[Stored entries]
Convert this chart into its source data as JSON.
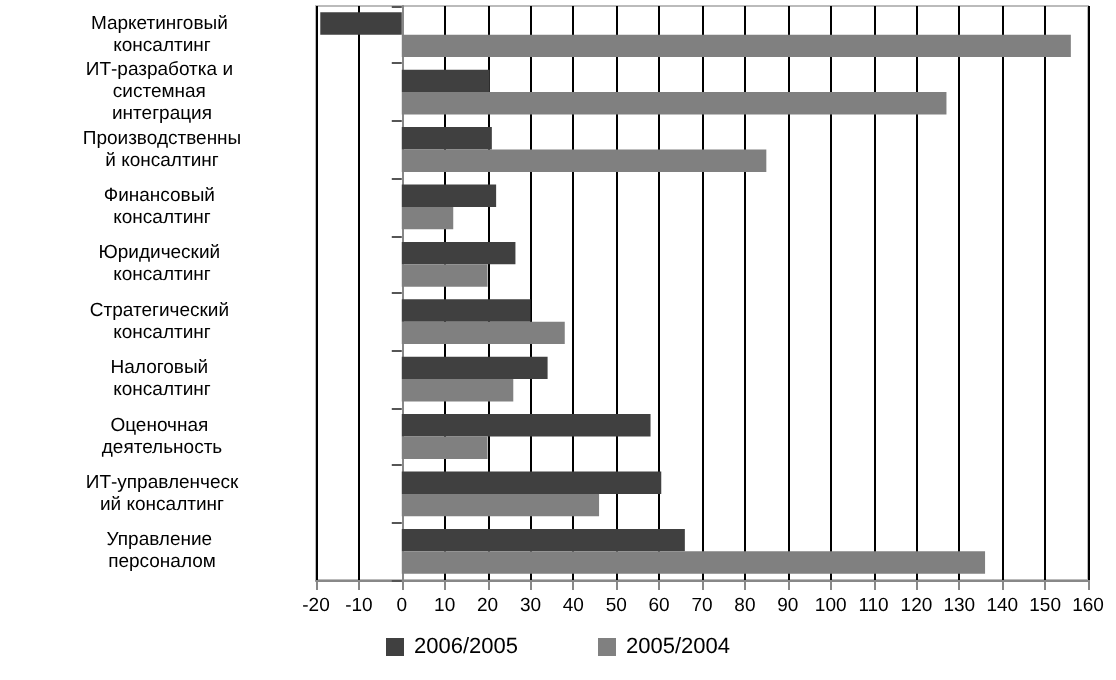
{
  "chart_data": {
    "type": "bar",
    "orientation": "horizontal",
    "categories": [
      "Маркетинговый консалтинг",
      "ИТ-разработка и системная интеграция",
      "Производственный консалтинг",
      "Финансовый консалтинг",
      "Юридический консалтинг",
      "Стратегический консалтинг",
      "Налоговый консалтинг",
      "Оценочная деятельность",
      "ИТ-управленческий консалтинг",
      "Управление персоналом"
    ],
    "series": [
      {
        "name": "2006/2005",
        "color": "#404040",
        "values": [
          -19,
          20.5,
          21,
          22,
          26.5,
          30,
          34,
          58,
          60.5,
          66
        ]
      },
      {
        "name": "2005/2004",
        "color": "#808080",
        "values": [
          156,
          127,
          85,
          12,
          20,
          38,
          26,
          20,
          46,
          136
        ]
      }
    ],
    "xlim": [
      -20,
      160
    ],
    "xticks": [
      -20,
      -10,
      0,
      10,
      20,
      30,
      40,
      50,
      60,
      70,
      80,
      90,
      100,
      110,
      120,
      130,
      140,
      150,
      160
    ],
    "grid": "x",
    "legend": "bottom"
  }
}
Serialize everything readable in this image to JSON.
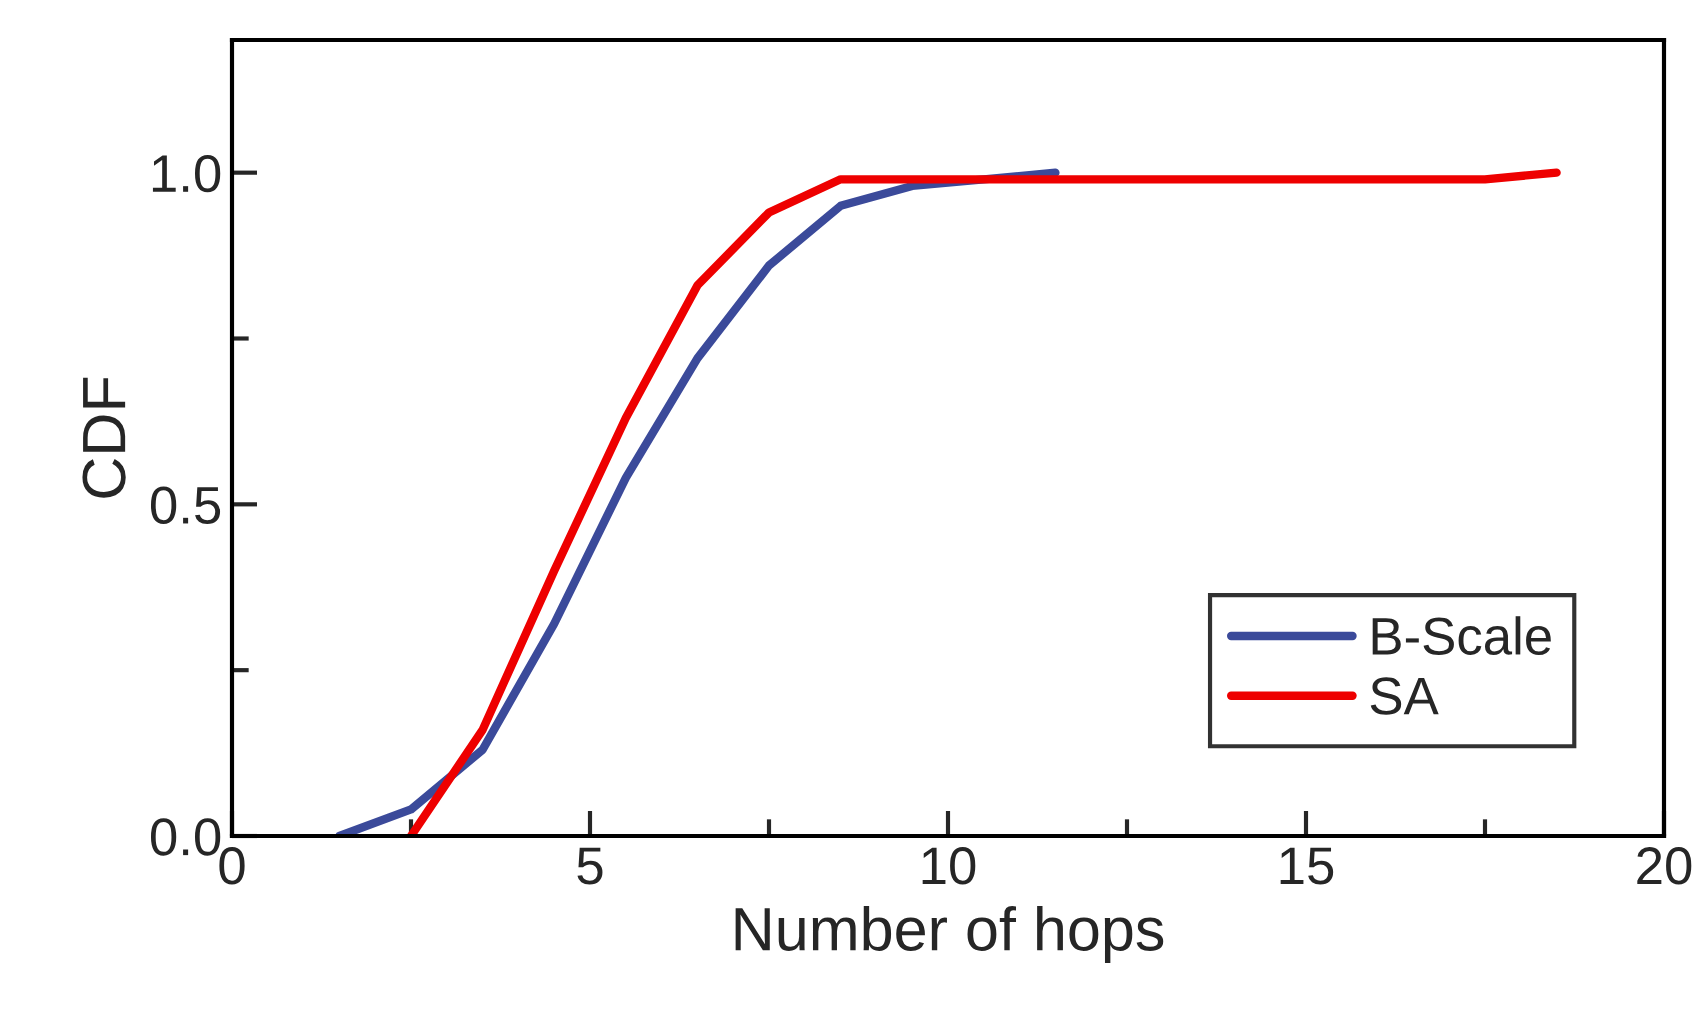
{
  "chart_data": {
    "type": "line",
    "xlabel": "Number of hops",
    "ylabel": "CDF",
    "xlim": [
      0,
      20
    ],
    "xticks": [
      0,
      5,
      10,
      15,
      20
    ],
    "ylim": [
      0,
      1.2
    ],
    "yticks": [
      {
        "value": 0,
        "label": "0.0"
      },
      {
        "value": 0.5,
        "label": "0.5"
      },
      {
        "value": 1.0,
        "label": "1.0"
      }
    ],
    "series": [
      {
        "name": "B-Scale",
        "color": "#3b4a9a",
        "x": [
          1.5,
          2.5,
          3.5,
          4.5,
          5.5,
          6.5,
          7.5,
          8.5,
          9.5,
          10.5,
          11.5
        ],
        "values": [
          0,
          0.04,
          0.13,
          0.32,
          0.54,
          0.72,
          0.86,
          0.95,
          0.98,
          0.99,
          1.0
        ]
      },
      {
        "name": "SA",
        "color": "#ee0000",
        "x": [
          2.5,
          3.5,
          4.5,
          5.5,
          6.5,
          7.5,
          8.5,
          9.5,
          10.5,
          11.5,
          12.5,
          13.5,
          14.5,
          15.5,
          16.5,
          17.5,
          18.5
        ],
        "values": [
          0,
          0.16,
          0.4,
          0.63,
          0.83,
          0.94,
          0.99,
          0.99,
          0.99,
          0.99,
          0.99,
          0.99,
          0.99,
          0.99,
          0.99,
          0.99,
          1.0
        ]
      }
    ],
    "legend": "bottom right",
    "grid": false,
    "marker": "none",
    "line_style": "solid"
  }
}
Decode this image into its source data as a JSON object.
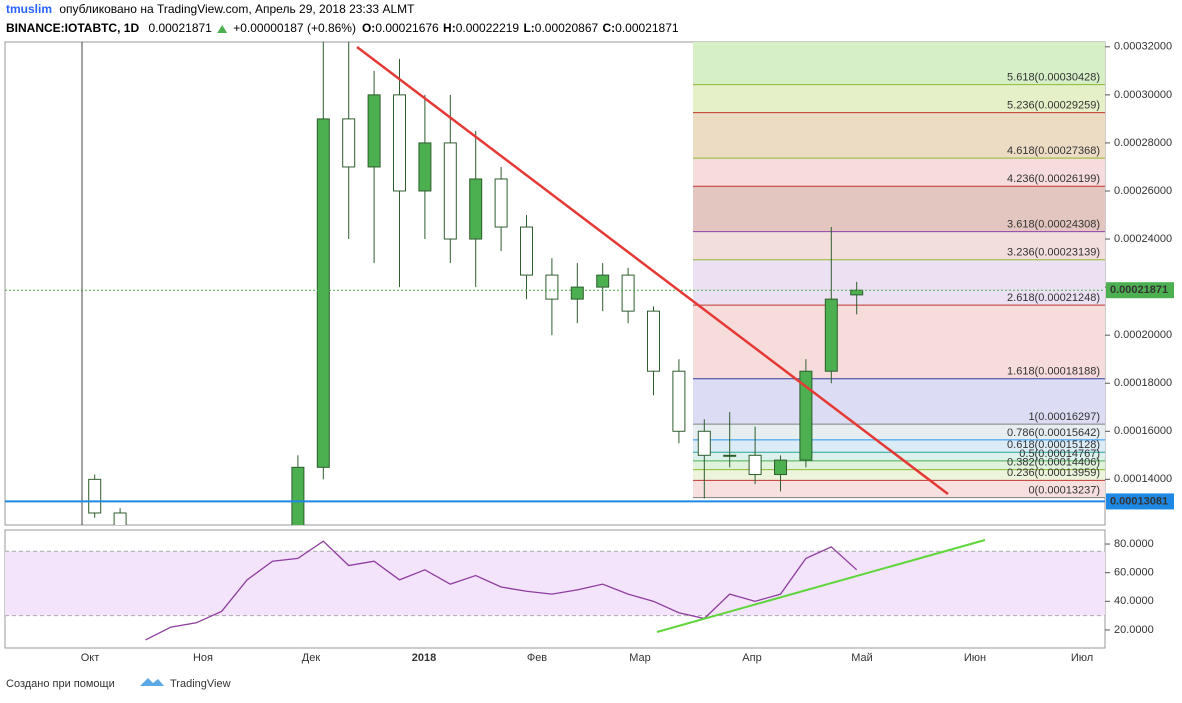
{
  "header": {
    "user": "tmuslim",
    "published": "опубликовано на TradingView.com, Апрель 29, 2018 23:33 ALMT",
    "symbol": "BINANCE:IOTABTC, 1D",
    "last": "0.00021871",
    "change": "+0.00000187 (+0.86%)",
    "ohlc": [
      {
        "label": "O:",
        "value": "0.00021676"
      },
      {
        "label": "H:",
        "value": "0.00022219"
      },
      {
        "label": "L:",
        "value": "0.00020867"
      },
      {
        "label": "C:",
        "value": "0.00021871"
      }
    ]
  },
  "chart_data": [
    {
      "type": "candlestick",
      "up_color": "#4caf50",
      "down_color": "#ffffff",
      "outline": "#2e5e2e",
      "open": [
        0.00014,
        0.000126,
        0.000114,
        0.00011,
        0.000106,
        0.000104,
        0.0001,
        0.000104,
        0.00011,
        0.000145,
        0.00029,
        0.00027,
        0.0003,
        0.00026,
        0.00028,
        0.00024,
        0.000265,
        0.000245,
        0.000225,
        0.000215,
        0.00022,
        0.000225,
        0.00021,
        0.000185,
        0.00016,
        0.00015,
        0.00015,
        0.000142,
        0.000148,
        0.000185,
        0.00021676
      ],
      "high": [
        0.000142,
        0.000128,
        0.000118,
        0.000114,
        0.00011,
        0.000108,
        0.000106,
        0.000112,
        0.00015,
        0.000322,
        0.000322,
        0.00031,
        0.000315,
        0.0003,
        0.0003,
        0.000285,
        0.00027,
        0.00025,
        0.000232,
        0.00023,
        0.00023,
        0.000228,
        0.000212,
        0.00019,
        0.000165,
        0.000168,
        0.000162,
        0.00015,
        0.00019,
        0.000245,
        0.00022219
      ],
      "low": [
        0.000124,
        0.000112,
        0.000108,
        0.000104,
        0.0001,
        9.8e-05,
        9.6e-05,
        0.000102,
        0.000108,
        0.00014,
        0.00024,
        0.00023,
        0.00022,
        0.00024,
        0.00023,
        0.00022,
        0.000235,
        0.000215,
        0.0002,
        0.000205,
        0.00021,
        0.000205,
        0.000175,
        0.000155,
        0.000132,
        0.000145,
        0.000138,
        0.000135,
        0.000145,
        0.00018,
        0.00020867
      ],
      "close": [
        0.000126,
        0.000114,
        0.00011,
        0.000106,
        0.000104,
        0.0001,
        0.000104,
        0.00011,
        0.000145,
        0.00029,
        0.00027,
        0.0003,
        0.00026,
        0.00028,
        0.00024,
        0.000265,
        0.000245,
        0.000225,
        0.000215,
        0.00022,
        0.000225,
        0.00021,
        0.000185,
        0.00016,
        0.00015,
        0.00015,
        0.000142,
        0.000148,
        0.000185,
        0.000215,
        0.00021871
      ],
      "ylim": [
        0.000121,
        0.000322
      ],
      "yticks": [
        {
          "value": 0.00014,
          "label": "0.00014000"
        },
        {
          "value": 0.00016,
          "label": "0.00016000"
        },
        {
          "value": 0.00018,
          "label": "0.00018000"
        },
        {
          "value": 0.0002,
          "label": "0.00020000"
        },
        {
          "value": 0.00022,
          "label": "0.00022000"
        },
        {
          "value": 0.00024,
          "label": "0.00024000"
        },
        {
          "value": 0.00026,
          "label": "0.00026000"
        },
        {
          "value": 0.00028,
          "label": "0.00028000"
        },
        {
          "value": 0.0003,
          "label": "0.00030000"
        },
        {
          "value": 0.00032,
          "label": "0.00032000"
        }
      ],
      "x_labels": [
        "Окт",
        "Ноя",
        "Дек",
        "2018",
        "Фев",
        "Мар",
        "Апр",
        "Май",
        "Июн",
        "Июл"
      ],
      "fib_levels": [
        {
          "label": "5.618(0.00030428)",
          "value": 0.00030428,
          "color": "#8fb832",
          "fill": "#d6efc6"
        },
        {
          "label": "5.236(0.00029259)",
          "value": 0.00029259,
          "color": "#c0392b",
          "fill": "#e5efc8"
        },
        {
          "label": "4.618(0.00027368)",
          "value": 0.00027368,
          "color": "#8fb832",
          "fill": "#ecdcc4"
        },
        {
          "label": "4.236(0.00026199)",
          "value": 0.00026199,
          "color": "#c0392b",
          "fill": "#f6dcdc"
        },
        {
          "label": "3.618(0.00024308)",
          "value": 0.00024308,
          "color": "#8e44ad",
          "fill": "#e3c6c0"
        },
        {
          "label": "3.236(0.00023139)",
          "value": 0.00023139,
          "color": "#8fb832",
          "fill": "#f3dede"
        },
        {
          "label": "2.618(0.00021248)",
          "value": 0.00021248,
          "color": "#c0392b",
          "fill": "#ece0f3"
        },
        {
          "label": "1.618(0.00018188)",
          "value": 0.00018188,
          "color": "#303f9f",
          "fill": "#f7dcdc"
        },
        {
          "label": "1(0.00016297)",
          "value": 0.00016297,
          "color": "#808080",
          "fill": "#dcdcf4"
        },
        {
          "label": "0.786(0.00015642)",
          "value": 0.00015642,
          "color": "#2196f3",
          "fill": "#e6eef2"
        },
        {
          "label": "0.618(0.00015128)",
          "value": 0.00015128,
          "color": "#26a69a",
          "fill": "#dcecf6"
        },
        {
          "label": "0.5(0.00014767)",
          "value": 0.00014767,
          "color": "#4caf50",
          "fill": "#dcf0ec"
        },
        {
          "label": "0.382(0.00014406)",
          "value": 0.00014406,
          "color": "#8fb832",
          "fill": "#e0f2dc"
        },
        {
          "label": "0.236(0.00013959)",
          "value": 0.00013959,
          "color": "#c0392b",
          "fill": "#ecf4dc"
        },
        {
          "label": "0(0.00013237)",
          "value": 0.00013237,
          "color": "#808080",
          "fill": "#f8e0e0"
        }
      ],
      "price_labels": [
        {
          "value": 0.00021871,
          "label": "0.00021871",
          "color": "#4caf50"
        },
        {
          "value": 0.00013081,
          "label": "0.00013081",
          "color": "#1e88e5"
        }
      ]
    },
    {
      "type": "line",
      "color": "#8e3c9e",
      "values": [
        null,
        null,
        13,
        22,
        25,
        33,
        55,
        68,
        70,
        82,
        65,
        68,
        55,
        62,
        52,
        58,
        50,
        47,
        45,
        48,
        52,
        45,
        40,
        32,
        28,
        45,
        40,
        45,
        70,
        78,
        62
      ],
      "ylim": [
        7.4,
        89.8
      ],
      "yticks": [
        {
          "value": 20,
          "label": "20.0000"
        },
        {
          "value": 40,
          "label": "40.0000"
        },
        {
          "value": 60,
          "label": "60.0000"
        },
        {
          "value": 80,
          "label": "80.0000"
        }
      ],
      "bands": [
        30,
        75
      ]
    }
  ],
  "footer": {
    "made_with": "Создано при помощи",
    "brand": "TradingView"
  }
}
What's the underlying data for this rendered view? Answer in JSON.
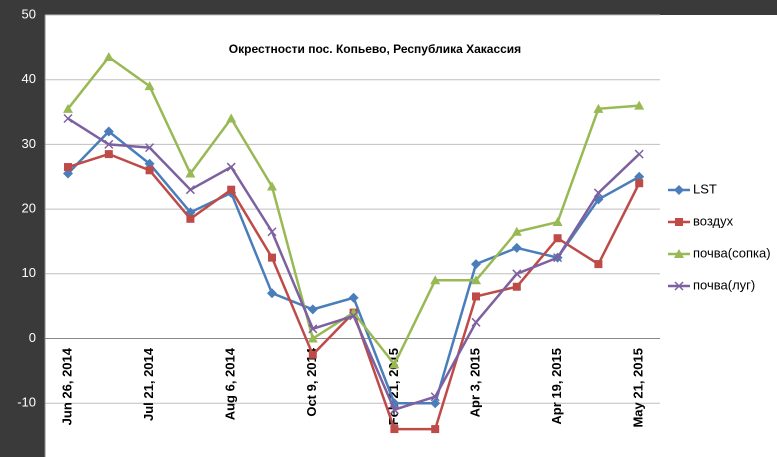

• **EXERCISE BRIEF**:
Using the material above, copy every line in which the string "source" occurs.

• **WRITTEN REPLY**:
Convert this chart into its source data as JSON.
Decode this image into its source data as a JSON object.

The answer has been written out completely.